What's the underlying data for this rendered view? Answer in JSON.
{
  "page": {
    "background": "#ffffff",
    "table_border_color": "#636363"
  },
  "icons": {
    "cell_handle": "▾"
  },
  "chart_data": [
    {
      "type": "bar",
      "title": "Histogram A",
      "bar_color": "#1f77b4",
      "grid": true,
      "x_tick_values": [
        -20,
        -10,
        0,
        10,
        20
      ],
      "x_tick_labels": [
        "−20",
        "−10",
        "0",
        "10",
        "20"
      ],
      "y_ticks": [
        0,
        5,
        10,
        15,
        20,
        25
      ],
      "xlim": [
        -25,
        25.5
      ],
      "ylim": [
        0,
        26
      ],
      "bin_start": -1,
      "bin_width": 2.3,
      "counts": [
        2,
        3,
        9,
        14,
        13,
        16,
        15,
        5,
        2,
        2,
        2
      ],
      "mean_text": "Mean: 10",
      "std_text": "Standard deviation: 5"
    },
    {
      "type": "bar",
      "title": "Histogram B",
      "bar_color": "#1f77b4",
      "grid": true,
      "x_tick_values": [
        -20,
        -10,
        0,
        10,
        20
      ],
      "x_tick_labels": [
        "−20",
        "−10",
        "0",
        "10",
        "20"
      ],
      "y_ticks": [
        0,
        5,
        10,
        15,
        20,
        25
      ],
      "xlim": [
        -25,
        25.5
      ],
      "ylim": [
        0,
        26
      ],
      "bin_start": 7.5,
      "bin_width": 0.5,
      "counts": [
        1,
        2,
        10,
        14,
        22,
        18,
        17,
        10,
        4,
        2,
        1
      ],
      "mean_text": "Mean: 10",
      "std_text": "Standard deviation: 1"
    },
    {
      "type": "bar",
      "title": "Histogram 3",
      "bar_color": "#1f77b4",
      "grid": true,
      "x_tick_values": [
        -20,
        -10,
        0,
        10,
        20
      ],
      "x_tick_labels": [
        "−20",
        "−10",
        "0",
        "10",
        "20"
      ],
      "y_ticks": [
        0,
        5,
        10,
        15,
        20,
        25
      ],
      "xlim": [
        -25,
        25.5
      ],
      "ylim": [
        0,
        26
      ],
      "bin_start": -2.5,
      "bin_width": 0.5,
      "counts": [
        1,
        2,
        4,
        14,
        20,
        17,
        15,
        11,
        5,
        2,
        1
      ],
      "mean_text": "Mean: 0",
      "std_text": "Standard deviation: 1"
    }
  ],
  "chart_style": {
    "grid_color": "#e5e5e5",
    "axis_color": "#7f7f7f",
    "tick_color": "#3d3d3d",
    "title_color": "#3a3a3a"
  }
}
######
Work required: Return the listing above word for word.

The completed task:
What's the underlying data for this rendered view? Answer in JSON.
{
  "page": {
    "background": "#ffffff",
    "table_border_color": "#636363"
  },
  "icons": {
    "cell_handle": "▾"
  },
  "chart_data": [
    {
      "type": "bar",
      "title": "Histogram A",
      "bar_color": "#1f77b4",
      "grid": true,
      "x_tick_values": [
        -20,
        -10,
        0,
        10,
        20
      ],
      "x_tick_labels": [
        "−20",
        "−10",
        "0",
        "10",
        "20"
      ],
      "y_ticks": [
        0,
        5,
        10,
        15,
        20,
        25
      ],
      "xlim": [
        -25,
        25.5
      ],
      "ylim": [
        0,
        26
      ],
      "bin_start": -1,
      "bin_width": 2.3,
      "counts": [
        2,
        3,
        9,
        14,
        13,
        16,
        15,
        5,
        2,
        2,
        2
      ],
      "mean_text": "Mean: 10",
      "std_text": "Standard deviation: 5"
    },
    {
      "type": "bar",
      "title": "Histogram B",
      "bar_color": "#1f77b4",
      "grid": true,
      "x_tick_values": [
        -20,
        -10,
        0,
        10,
        20
      ],
      "x_tick_labels": [
        "−20",
        "−10",
        "0",
        "10",
        "20"
      ],
      "y_ticks": [
        0,
        5,
        10,
        15,
        20,
        25
      ],
      "xlim": [
        -25,
        25.5
      ],
      "ylim": [
        0,
        26
      ],
      "bin_start": 7.5,
      "bin_width": 0.5,
      "counts": [
        1,
        2,
        10,
        14,
        22,
        18,
        17,
        10,
        4,
        2,
        1
      ],
      "mean_text": "Mean: 10",
      "std_text": "Standard deviation: 1"
    },
    {
      "type": "bar",
      "title": "Histogram 3",
      "bar_color": "#1f77b4",
      "grid": true,
      "x_tick_values": [
        -20,
        -10,
        0,
        10,
        20
      ],
      "x_tick_labels": [
        "−20",
        "−10",
        "0",
        "10",
        "20"
      ],
      "y_ticks": [
        0,
        5,
        10,
        15,
        20,
        25
      ],
      "xlim": [
        -25,
        25.5
      ],
      "ylim": [
        0,
        26
      ],
      "bin_start": -2.5,
      "bin_width": 0.5,
      "counts": [
        1,
        2,
        4,
        14,
        20,
        17,
        15,
        11,
        5,
        2,
        1
      ],
      "mean_text": "Mean: 0",
      "std_text": "Standard deviation: 1"
    }
  ],
  "chart_style": {
    "grid_color": "#e5e5e5",
    "axis_color": "#7f7f7f",
    "tick_color": "#3d3d3d",
    "title_color": "#3a3a3a"
  }
}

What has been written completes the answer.